Items from a data source
———

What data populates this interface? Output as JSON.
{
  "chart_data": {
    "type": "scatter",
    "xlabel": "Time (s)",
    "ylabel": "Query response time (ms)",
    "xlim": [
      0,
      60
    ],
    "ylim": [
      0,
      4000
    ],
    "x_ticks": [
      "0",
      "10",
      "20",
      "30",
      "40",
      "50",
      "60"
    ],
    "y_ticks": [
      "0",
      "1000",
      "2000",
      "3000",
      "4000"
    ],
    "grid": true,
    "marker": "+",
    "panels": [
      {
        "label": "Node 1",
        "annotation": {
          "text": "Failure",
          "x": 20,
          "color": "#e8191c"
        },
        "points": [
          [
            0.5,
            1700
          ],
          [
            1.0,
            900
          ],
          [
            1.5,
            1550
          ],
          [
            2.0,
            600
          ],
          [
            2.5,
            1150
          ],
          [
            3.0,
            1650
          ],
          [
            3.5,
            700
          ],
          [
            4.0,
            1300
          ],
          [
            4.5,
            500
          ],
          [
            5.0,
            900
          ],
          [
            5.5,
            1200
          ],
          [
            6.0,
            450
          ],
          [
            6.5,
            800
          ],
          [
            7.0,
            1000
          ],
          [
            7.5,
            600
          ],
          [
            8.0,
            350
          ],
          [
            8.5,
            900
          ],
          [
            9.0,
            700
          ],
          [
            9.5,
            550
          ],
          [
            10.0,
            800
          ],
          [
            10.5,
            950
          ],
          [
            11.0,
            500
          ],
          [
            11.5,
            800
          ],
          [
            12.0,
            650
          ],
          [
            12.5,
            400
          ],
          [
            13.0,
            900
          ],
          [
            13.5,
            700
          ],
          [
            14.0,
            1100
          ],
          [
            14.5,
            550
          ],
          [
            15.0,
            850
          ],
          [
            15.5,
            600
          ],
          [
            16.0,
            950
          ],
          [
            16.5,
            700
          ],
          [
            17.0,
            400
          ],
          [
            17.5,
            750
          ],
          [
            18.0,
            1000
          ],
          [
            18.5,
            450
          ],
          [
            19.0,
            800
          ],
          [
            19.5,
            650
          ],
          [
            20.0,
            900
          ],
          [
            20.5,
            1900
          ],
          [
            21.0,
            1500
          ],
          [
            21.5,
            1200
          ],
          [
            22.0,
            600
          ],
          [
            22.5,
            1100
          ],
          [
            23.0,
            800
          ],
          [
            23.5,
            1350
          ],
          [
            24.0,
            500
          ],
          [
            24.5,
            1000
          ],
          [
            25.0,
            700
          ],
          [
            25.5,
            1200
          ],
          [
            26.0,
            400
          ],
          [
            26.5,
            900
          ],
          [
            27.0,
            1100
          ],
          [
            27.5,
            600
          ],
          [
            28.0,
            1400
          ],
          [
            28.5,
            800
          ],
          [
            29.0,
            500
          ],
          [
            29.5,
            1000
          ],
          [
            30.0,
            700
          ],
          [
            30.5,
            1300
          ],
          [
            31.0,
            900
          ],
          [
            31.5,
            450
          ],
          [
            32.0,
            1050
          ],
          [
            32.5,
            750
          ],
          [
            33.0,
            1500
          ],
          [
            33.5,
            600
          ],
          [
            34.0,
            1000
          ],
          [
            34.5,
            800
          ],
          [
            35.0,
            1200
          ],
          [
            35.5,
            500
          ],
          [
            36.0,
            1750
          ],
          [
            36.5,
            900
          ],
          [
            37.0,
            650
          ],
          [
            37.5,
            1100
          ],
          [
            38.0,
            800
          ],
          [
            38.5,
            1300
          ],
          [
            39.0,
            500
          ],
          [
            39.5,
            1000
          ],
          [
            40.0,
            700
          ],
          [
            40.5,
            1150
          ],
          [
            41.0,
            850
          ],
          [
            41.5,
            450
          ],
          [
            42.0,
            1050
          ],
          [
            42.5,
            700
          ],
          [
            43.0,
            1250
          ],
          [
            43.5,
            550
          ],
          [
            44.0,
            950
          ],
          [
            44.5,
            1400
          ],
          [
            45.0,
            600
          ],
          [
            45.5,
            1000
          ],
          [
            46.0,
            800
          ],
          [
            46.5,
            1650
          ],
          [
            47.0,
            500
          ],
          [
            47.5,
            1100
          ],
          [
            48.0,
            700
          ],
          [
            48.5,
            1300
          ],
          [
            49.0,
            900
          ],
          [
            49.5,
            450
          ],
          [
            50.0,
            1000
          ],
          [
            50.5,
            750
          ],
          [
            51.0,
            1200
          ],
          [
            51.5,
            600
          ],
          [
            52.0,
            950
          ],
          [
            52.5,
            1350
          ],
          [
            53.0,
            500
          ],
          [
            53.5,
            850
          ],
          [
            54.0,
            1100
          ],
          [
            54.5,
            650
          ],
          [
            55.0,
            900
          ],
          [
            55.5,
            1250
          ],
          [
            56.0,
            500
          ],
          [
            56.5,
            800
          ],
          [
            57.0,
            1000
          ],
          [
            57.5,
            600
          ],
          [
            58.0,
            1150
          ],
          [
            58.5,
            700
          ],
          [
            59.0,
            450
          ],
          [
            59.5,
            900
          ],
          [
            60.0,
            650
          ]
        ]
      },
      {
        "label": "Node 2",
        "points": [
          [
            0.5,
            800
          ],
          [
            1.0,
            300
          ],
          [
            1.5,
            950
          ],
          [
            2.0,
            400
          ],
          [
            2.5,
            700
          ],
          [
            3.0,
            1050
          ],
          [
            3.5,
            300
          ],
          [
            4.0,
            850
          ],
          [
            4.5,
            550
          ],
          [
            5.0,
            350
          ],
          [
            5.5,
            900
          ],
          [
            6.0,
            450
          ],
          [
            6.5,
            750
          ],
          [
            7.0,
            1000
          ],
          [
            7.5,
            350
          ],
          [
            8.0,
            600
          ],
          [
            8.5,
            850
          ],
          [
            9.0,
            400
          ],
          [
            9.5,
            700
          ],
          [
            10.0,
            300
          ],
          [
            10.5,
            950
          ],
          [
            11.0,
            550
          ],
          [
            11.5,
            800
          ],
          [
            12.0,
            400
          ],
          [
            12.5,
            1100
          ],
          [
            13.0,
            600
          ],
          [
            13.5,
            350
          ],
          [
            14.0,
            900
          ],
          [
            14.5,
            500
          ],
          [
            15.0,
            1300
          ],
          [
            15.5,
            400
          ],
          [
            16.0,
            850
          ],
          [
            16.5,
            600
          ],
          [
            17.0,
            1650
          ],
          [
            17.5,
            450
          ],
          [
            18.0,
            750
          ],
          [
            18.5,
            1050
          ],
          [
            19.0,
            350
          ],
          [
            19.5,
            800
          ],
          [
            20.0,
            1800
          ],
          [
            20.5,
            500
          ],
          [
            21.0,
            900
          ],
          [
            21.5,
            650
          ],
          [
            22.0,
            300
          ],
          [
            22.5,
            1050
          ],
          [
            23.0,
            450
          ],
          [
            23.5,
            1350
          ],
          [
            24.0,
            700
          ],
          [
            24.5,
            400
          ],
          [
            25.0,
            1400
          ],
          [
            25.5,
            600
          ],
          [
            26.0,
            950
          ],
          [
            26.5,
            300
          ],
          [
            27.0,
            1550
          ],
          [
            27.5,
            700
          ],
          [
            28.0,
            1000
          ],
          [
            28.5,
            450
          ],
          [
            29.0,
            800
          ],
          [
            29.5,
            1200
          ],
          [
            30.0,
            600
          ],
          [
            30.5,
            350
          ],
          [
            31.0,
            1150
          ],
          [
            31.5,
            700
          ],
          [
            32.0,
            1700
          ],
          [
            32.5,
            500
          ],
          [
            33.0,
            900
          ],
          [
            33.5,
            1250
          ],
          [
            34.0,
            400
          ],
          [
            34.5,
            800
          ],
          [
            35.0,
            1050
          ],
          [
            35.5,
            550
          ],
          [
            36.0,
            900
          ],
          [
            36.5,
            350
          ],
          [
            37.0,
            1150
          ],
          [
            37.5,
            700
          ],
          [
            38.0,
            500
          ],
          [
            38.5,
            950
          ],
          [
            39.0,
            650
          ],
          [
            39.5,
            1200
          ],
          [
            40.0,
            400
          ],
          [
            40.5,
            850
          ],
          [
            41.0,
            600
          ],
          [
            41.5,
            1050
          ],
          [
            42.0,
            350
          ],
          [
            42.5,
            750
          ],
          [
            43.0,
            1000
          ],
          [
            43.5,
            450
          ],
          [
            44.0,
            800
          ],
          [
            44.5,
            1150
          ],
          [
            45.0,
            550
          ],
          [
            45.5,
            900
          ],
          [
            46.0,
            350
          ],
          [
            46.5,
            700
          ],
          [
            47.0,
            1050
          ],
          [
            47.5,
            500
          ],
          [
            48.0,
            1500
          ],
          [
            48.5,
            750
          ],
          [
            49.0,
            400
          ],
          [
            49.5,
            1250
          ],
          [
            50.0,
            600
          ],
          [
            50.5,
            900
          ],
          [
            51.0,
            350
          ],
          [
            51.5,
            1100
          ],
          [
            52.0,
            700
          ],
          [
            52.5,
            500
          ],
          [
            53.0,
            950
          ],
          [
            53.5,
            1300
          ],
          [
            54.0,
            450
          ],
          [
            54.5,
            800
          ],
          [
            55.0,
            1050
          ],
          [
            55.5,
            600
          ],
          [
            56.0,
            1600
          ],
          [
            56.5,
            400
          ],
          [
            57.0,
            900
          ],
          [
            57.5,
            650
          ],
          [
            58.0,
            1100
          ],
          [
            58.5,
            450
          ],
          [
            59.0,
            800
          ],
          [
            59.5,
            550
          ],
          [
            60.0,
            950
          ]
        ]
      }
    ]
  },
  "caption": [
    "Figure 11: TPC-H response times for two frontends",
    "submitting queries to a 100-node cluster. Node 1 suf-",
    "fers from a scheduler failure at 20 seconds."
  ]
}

———

▸ STATED GOAL
Filter the entries down to the lines containing "response". Copy each of those lines.

▸ ANSWER TO THE PROBLEM
    "ylabel": "Query response time (ms)",
    "Figure 11: TPC-H response times for two frontends",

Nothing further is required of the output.